### WHAT THE TASK REQUIRES
Write out each line from the data below that includes the word "text".
---------------
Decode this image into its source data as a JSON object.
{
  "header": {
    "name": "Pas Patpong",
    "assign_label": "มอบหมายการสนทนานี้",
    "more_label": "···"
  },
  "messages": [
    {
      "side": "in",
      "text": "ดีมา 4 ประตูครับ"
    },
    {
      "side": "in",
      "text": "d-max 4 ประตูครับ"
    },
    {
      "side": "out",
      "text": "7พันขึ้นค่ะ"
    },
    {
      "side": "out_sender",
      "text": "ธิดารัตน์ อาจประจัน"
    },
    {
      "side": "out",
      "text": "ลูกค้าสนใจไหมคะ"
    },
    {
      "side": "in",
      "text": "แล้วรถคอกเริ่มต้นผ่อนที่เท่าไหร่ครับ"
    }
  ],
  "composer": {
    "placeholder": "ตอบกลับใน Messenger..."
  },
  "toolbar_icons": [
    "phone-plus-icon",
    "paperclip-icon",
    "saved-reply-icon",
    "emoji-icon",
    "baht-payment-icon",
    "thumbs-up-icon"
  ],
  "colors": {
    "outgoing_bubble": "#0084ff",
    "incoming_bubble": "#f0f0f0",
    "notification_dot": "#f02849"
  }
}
---------------
### OUTPUT
      "text": "ดีมา 4 ประตูครับ"
      "text": "d-max 4 ประตูครับ"
      "text": "7พันขึ้นค่ะ"
      "text": "ธิดารัตน์ อาจประจัน"
      "text": "ลูกค้าสนใจไหมคะ"
      "text": "แล้วรถคอกเริ่มต้นผ่อนที่เท่าไหร่ครับ"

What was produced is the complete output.